── Records provided ──

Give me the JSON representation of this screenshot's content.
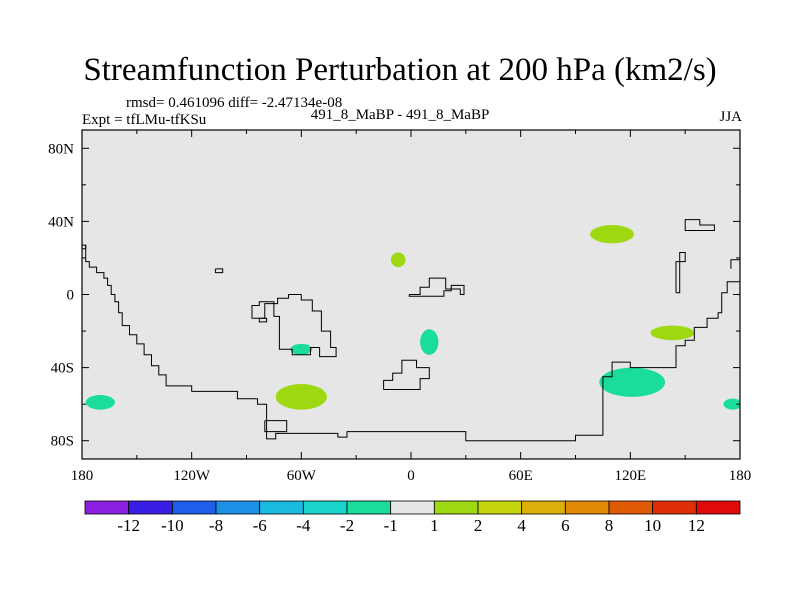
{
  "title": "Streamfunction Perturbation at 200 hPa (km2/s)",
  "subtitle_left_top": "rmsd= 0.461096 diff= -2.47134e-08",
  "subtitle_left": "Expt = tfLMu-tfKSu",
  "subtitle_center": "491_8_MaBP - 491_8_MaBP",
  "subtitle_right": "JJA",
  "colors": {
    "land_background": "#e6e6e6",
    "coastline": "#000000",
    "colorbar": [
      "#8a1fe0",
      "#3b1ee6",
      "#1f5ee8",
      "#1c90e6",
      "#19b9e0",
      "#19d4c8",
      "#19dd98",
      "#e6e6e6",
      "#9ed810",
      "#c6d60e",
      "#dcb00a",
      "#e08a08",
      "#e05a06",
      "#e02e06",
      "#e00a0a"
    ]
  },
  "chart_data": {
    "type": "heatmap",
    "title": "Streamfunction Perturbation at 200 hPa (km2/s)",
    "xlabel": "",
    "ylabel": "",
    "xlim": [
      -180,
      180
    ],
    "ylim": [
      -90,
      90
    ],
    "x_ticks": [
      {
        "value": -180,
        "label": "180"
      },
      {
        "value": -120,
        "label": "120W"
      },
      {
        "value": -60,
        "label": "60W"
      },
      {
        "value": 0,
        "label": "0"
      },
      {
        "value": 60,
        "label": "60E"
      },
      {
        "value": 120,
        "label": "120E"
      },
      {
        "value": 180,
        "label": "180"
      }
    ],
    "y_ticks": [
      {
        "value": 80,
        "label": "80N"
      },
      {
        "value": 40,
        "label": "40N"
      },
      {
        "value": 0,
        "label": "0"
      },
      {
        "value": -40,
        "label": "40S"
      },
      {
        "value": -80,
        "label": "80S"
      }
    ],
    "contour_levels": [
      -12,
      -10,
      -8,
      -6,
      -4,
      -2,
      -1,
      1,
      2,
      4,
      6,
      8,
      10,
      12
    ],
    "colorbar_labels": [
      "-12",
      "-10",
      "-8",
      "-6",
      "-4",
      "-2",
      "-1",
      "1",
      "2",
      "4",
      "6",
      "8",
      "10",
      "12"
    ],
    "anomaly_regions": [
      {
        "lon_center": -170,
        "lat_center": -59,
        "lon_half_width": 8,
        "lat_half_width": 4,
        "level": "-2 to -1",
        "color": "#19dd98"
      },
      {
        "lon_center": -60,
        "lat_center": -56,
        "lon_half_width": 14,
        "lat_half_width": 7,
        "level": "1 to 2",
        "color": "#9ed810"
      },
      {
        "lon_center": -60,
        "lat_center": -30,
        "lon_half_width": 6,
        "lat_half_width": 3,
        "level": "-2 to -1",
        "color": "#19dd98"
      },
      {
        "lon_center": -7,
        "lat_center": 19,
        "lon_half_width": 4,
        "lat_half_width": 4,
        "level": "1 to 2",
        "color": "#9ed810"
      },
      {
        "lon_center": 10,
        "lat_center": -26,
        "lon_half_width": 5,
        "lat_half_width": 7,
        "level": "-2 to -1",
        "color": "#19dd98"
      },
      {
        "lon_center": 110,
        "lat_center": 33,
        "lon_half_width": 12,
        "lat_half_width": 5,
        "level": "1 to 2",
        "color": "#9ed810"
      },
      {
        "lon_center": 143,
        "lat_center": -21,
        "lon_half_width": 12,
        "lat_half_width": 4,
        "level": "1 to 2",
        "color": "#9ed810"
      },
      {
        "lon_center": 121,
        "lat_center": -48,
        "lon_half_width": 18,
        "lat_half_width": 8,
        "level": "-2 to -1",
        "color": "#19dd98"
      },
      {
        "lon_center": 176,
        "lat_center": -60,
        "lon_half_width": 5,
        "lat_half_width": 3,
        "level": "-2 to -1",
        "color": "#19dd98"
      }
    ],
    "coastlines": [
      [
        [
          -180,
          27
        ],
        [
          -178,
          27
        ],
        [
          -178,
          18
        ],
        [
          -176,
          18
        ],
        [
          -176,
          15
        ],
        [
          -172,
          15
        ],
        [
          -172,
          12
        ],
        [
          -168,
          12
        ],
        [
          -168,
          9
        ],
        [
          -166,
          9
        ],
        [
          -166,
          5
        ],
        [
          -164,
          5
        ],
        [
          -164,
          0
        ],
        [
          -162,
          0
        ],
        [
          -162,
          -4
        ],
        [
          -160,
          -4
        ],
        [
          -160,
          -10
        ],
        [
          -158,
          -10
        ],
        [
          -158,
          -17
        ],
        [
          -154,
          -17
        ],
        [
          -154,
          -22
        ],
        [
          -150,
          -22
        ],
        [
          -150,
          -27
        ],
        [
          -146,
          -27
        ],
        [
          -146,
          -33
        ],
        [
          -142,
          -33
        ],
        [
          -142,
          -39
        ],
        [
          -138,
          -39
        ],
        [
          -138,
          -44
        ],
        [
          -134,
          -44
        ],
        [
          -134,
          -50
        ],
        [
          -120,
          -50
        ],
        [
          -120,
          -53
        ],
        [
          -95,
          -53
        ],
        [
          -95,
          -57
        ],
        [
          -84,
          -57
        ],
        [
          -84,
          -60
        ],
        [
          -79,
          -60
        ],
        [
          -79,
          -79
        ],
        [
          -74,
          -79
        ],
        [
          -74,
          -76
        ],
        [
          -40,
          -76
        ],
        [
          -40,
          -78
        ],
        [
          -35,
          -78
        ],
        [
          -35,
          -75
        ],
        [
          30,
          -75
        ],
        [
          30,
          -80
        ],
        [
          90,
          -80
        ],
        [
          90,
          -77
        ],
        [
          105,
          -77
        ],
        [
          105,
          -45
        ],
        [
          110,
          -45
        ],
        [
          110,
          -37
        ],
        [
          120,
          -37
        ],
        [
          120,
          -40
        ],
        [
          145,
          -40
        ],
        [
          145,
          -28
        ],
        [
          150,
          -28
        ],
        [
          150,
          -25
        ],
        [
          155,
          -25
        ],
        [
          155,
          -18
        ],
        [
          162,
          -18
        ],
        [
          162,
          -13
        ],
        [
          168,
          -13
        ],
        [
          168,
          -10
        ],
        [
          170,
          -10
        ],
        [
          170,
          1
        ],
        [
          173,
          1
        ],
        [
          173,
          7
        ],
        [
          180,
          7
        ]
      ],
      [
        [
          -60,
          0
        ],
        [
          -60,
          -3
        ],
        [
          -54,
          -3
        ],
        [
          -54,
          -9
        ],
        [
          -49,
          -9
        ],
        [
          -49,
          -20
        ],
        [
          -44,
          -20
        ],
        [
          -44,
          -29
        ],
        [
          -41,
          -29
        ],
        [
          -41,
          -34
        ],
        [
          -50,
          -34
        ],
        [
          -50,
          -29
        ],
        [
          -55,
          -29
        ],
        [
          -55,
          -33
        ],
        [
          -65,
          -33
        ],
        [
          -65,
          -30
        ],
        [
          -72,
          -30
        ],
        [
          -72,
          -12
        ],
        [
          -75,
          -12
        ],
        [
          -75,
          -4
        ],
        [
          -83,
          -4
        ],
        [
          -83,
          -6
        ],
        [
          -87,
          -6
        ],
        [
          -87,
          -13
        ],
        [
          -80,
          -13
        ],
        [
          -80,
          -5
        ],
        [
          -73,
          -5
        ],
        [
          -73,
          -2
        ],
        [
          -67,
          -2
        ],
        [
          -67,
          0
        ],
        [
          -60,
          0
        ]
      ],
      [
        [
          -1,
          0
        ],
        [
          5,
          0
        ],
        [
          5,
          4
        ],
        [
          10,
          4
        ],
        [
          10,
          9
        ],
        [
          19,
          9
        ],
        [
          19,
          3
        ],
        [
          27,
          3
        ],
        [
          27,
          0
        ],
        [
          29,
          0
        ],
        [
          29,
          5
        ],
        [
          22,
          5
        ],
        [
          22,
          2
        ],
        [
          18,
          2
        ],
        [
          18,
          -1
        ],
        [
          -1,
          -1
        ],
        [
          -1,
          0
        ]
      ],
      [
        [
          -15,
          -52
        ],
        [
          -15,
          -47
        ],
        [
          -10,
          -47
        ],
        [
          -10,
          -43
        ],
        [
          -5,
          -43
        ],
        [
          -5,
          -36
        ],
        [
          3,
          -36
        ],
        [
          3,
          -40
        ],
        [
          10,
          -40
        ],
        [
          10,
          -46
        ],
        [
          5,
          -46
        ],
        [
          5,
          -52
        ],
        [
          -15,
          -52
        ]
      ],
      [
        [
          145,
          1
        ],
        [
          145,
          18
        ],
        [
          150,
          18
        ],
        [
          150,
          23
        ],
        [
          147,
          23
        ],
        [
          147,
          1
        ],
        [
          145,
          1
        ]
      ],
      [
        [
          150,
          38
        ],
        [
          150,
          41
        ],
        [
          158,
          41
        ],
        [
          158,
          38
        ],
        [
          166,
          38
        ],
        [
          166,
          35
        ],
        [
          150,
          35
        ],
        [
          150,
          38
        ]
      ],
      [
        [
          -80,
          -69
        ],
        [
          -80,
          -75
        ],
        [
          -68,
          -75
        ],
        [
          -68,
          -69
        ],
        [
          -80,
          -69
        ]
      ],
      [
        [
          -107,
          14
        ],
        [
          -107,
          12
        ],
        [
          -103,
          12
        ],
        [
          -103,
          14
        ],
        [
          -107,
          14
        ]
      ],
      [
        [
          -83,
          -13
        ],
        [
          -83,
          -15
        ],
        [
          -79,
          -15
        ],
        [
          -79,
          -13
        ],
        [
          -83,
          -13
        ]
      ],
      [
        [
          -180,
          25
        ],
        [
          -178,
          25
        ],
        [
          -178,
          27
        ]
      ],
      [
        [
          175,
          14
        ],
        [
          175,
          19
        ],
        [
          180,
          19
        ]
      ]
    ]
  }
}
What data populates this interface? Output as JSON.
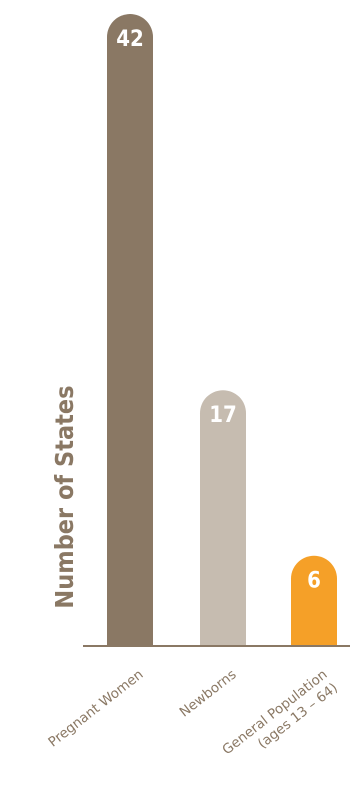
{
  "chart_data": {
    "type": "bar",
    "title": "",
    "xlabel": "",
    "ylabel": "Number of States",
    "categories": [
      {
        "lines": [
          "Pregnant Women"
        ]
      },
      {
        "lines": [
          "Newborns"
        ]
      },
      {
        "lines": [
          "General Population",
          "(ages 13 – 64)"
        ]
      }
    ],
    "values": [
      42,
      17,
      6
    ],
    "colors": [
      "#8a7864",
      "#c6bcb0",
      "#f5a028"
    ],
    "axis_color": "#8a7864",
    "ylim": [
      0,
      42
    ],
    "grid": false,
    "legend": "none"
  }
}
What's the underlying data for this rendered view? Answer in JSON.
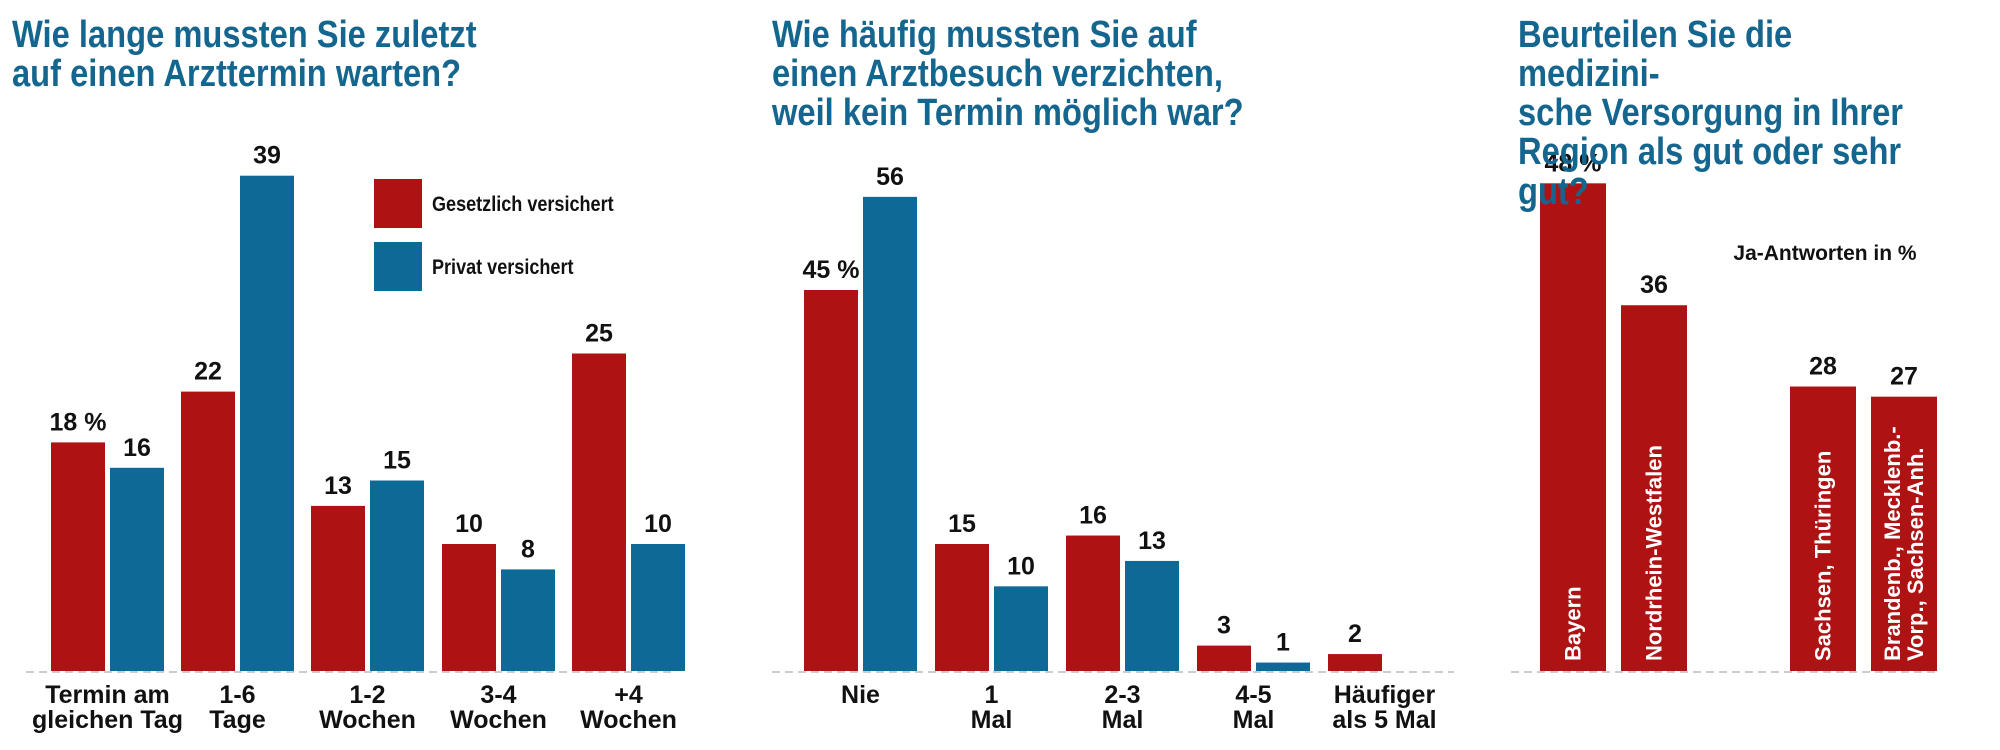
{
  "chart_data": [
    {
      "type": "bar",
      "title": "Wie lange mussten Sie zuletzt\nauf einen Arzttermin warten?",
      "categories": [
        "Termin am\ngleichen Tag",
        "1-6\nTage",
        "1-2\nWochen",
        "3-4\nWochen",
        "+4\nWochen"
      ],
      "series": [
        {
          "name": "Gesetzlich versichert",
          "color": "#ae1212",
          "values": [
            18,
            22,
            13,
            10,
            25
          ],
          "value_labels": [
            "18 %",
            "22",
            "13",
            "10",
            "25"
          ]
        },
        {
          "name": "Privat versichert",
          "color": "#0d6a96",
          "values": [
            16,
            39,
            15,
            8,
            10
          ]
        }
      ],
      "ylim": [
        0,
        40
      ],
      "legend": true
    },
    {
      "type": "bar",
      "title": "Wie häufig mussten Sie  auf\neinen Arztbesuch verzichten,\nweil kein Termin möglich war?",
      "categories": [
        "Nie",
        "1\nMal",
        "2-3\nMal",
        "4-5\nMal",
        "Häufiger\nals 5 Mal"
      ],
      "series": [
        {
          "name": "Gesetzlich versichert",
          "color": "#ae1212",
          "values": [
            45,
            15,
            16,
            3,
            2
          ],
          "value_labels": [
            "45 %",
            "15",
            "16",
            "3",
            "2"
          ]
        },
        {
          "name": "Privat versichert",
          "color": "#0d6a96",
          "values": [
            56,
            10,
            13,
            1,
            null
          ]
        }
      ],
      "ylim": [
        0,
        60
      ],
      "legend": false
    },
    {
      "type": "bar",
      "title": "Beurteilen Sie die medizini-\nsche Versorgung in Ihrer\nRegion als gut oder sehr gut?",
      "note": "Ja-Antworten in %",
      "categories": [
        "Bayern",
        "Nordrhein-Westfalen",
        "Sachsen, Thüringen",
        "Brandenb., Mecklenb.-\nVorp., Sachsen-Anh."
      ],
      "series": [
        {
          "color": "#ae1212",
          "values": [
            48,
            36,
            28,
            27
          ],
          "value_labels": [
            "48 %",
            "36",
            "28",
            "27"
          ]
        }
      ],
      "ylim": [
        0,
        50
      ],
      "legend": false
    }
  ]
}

───

**Given instruction**
Pick each line holding the word "What" out of the listing.

**Task response**
What data populates this interface? Output as JSON.
What's the underlying data for this rendered view? Answer in JSON.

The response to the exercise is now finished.